Sunday, April 26, 2009

Derek Jarman: gay clubbing in the 70s and 80s

In his 1984 autobiographical text Dancing Ledge, Derek Jarman wrote about gay clubs in London and New York in the early days of AIDS:

The dungeon redoubts of the gay world are its clubs with names like the Asylum, the Catacombs, the Mineshaft. The gay Heaven is also deep underground; though the 9th Circle is above. Exotique foreign names abound - Copacabana, La Douce. Down in the dungeons the inmates shout themselves hoarse against the disco music and lasers, which furthers a delicious alienation. This world eschews the overground reality which rejects it, and seeks perfection in an ideal favoured by low lights, denim, leather and the rest. Signs are important - rings on fingers and limp wrists are replaced by running shorts and vests, work-out muscles and moustaches. These in turn fall to the Haircuts.

The next day, as I look down from my window in the sunlight on Charing X Road, I see these drained, pallid faces of the night on their way to the YMCA; the fetish for 'health' the guilty reverse of the night before. Today the gay liberation march winds past. This has an air of festival. Two immaculate pink nuns with moustaches neat as clipped box take the prize. A 'lady' in a ball-gown drops out and rests languidly on the City of Westminster salt bin in front of St Martin's... A pink balloon escapes and circles high in the blue sky.

In the Mineshaft, New York City, the microbes take a Charles Atlas course - and a famous and very old man drifts past quite in the pink and into the shadows. I make a mental note of a 'decent' retirement age - but know I won't bring myself to put myself out to grass. We all know these habits arc possibly damaging, but you pays your dues and takes your chances. In Ron Peck's film Nighthawks I played a very creditable cruiser, so lost in myself I burnt my fingers instead of the cigarette.

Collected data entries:
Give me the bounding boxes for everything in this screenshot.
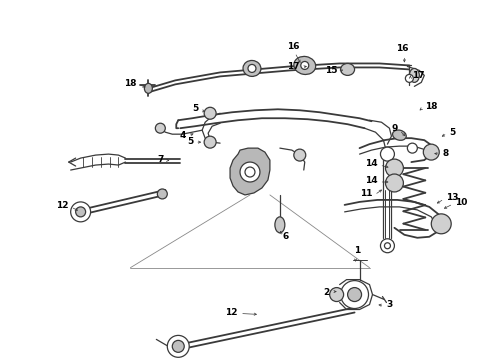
Text: 9: 9 — [391, 124, 397, 133]
Text: 15: 15 — [325, 66, 338, 75]
Ellipse shape — [409, 68, 419, 82]
Text: 4: 4 — [180, 131, 186, 140]
Circle shape — [386, 159, 403, 177]
Text: 7: 7 — [157, 154, 163, 163]
Text: 16: 16 — [287, 41, 299, 50]
Text: 5: 5 — [187, 137, 193, 146]
Text: 1: 1 — [354, 246, 361, 255]
Text: 10: 10 — [455, 198, 467, 207]
Text: 14: 14 — [365, 176, 377, 185]
Circle shape — [294, 149, 306, 161]
Ellipse shape — [145, 84, 152, 93]
Circle shape — [423, 144, 439, 160]
Text: 18: 18 — [425, 102, 438, 111]
Circle shape — [347, 288, 362, 302]
Circle shape — [330, 288, 343, 302]
Circle shape — [71, 202, 91, 222]
Ellipse shape — [243, 60, 261, 76]
Circle shape — [385, 243, 391, 249]
Circle shape — [167, 336, 189, 357]
Text: 17: 17 — [413, 71, 425, 80]
Text: 16: 16 — [396, 45, 409, 54]
Circle shape — [240, 162, 260, 182]
Circle shape — [204, 136, 216, 148]
Polygon shape — [230, 148, 270, 195]
Text: 11: 11 — [360, 189, 372, 198]
Ellipse shape — [294, 57, 316, 75]
Text: 17: 17 — [287, 62, 300, 71]
Circle shape — [341, 280, 368, 309]
Text: 8: 8 — [442, 149, 448, 158]
Text: 6: 6 — [283, 232, 289, 241]
Ellipse shape — [392, 130, 406, 140]
Circle shape — [245, 167, 255, 177]
Circle shape — [157, 189, 167, 199]
Circle shape — [380, 239, 394, 253]
Circle shape — [431, 214, 451, 234]
Text: 3: 3 — [387, 300, 392, 309]
Circle shape — [405, 75, 414, 82]
Circle shape — [407, 143, 417, 153]
Ellipse shape — [341, 63, 355, 75]
Text: 2: 2 — [323, 288, 330, 297]
Text: 5: 5 — [192, 104, 198, 113]
Circle shape — [155, 123, 165, 133]
Text: 14: 14 — [365, 158, 377, 167]
Circle shape — [248, 64, 256, 72]
Text: 12: 12 — [225, 308, 238, 317]
Circle shape — [172, 340, 184, 352]
Ellipse shape — [275, 217, 285, 233]
Circle shape — [386, 174, 403, 192]
Text: 12: 12 — [56, 201, 69, 210]
Circle shape — [301, 62, 309, 69]
Circle shape — [204, 107, 216, 119]
Circle shape — [380, 147, 394, 161]
Text: 13: 13 — [446, 193, 459, 202]
Text: 5: 5 — [449, 128, 456, 137]
Text: 18: 18 — [124, 79, 136, 88]
Circle shape — [75, 207, 86, 217]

=== What is required ===
What role did Derek Jarman play in Ron Peck's film Nighthawks, according to the post on gay clubbing in the 70s and 80s?

=== Final result ===
He played a very creditable cruiser.